*Dataset excerpts:*
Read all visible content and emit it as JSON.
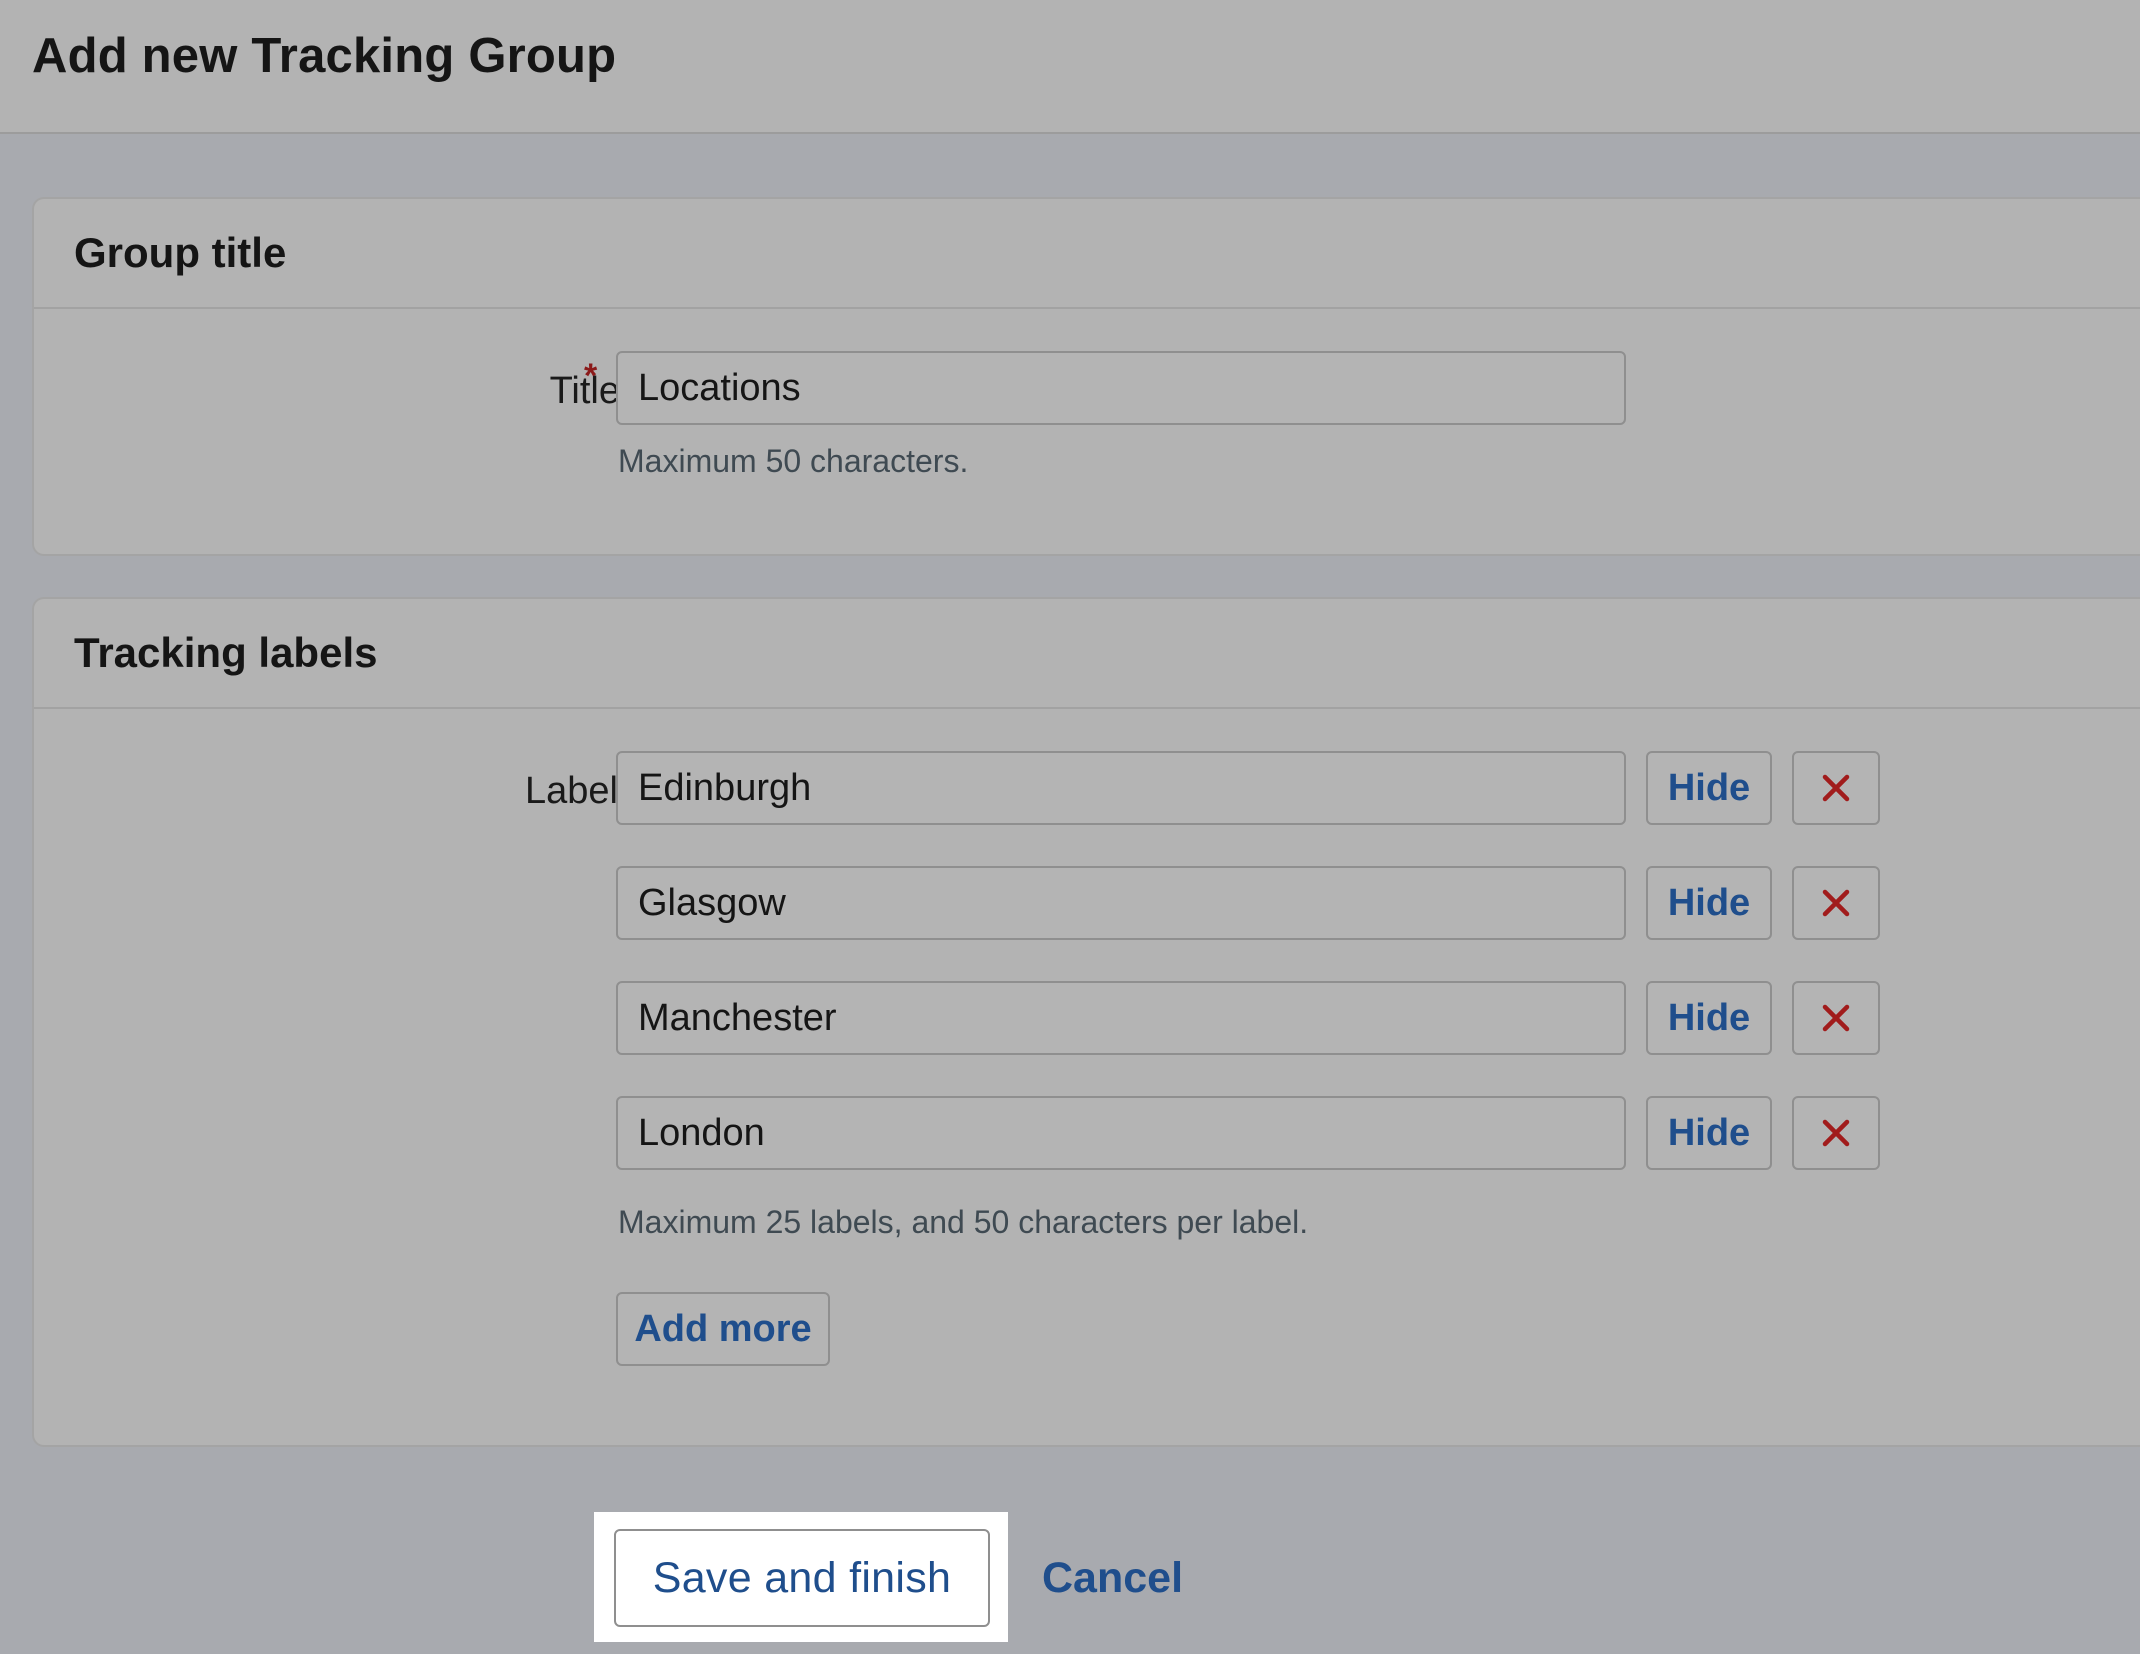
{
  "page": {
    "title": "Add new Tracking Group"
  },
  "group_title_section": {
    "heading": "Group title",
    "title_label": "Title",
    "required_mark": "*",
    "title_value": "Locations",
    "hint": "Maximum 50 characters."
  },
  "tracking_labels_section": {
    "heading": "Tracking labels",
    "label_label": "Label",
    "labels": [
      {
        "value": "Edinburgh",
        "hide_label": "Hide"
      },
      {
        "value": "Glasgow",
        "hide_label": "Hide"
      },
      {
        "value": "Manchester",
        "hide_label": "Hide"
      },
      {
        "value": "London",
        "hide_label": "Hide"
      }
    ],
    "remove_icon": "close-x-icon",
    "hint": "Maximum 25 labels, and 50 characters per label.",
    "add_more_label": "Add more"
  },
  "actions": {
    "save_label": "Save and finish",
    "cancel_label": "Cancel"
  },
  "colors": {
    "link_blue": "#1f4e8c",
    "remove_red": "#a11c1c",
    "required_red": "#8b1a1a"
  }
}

*Aim of the exercise:*
Skip the pictures, then retype every line above exactly.

*Completed task:*
Read all visible content and emit it as JSON.
{
  "page": {
    "title": "Add new Tracking Group"
  },
  "group_title_section": {
    "heading": "Group title",
    "title_label": "Title",
    "required_mark": "*",
    "title_value": "Locations",
    "hint": "Maximum 50 characters."
  },
  "tracking_labels_section": {
    "heading": "Tracking labels",
    "label_label": "Label",
    "labels": [
      {
        "value": "Edinburgh",
        "hide_label": "Hide"
      },
      {
        "value": "Glasgow",
        "hide_label": "Hide"
      },
      {
        "value": "Manchester",
        "hide_label": "Hide"
      },
      {
        "value": "London",
        "hide_label": "Hide"
      }
    ],
    "remove_icon": "close-x-icon",
    "hint": "Maximum 25 labels, and 50 characters per label.",
    "add_more_label": "Add more"
  },
  "actions": {
    "save_label": "Save and finish",
    "cancel_label": "Cancel"
  },
  "colors": {
    "link_blue": "#1f4e8c",
    "remove_red": "#a11c1c",
    "required_red": "#8b1a1a"
  }
}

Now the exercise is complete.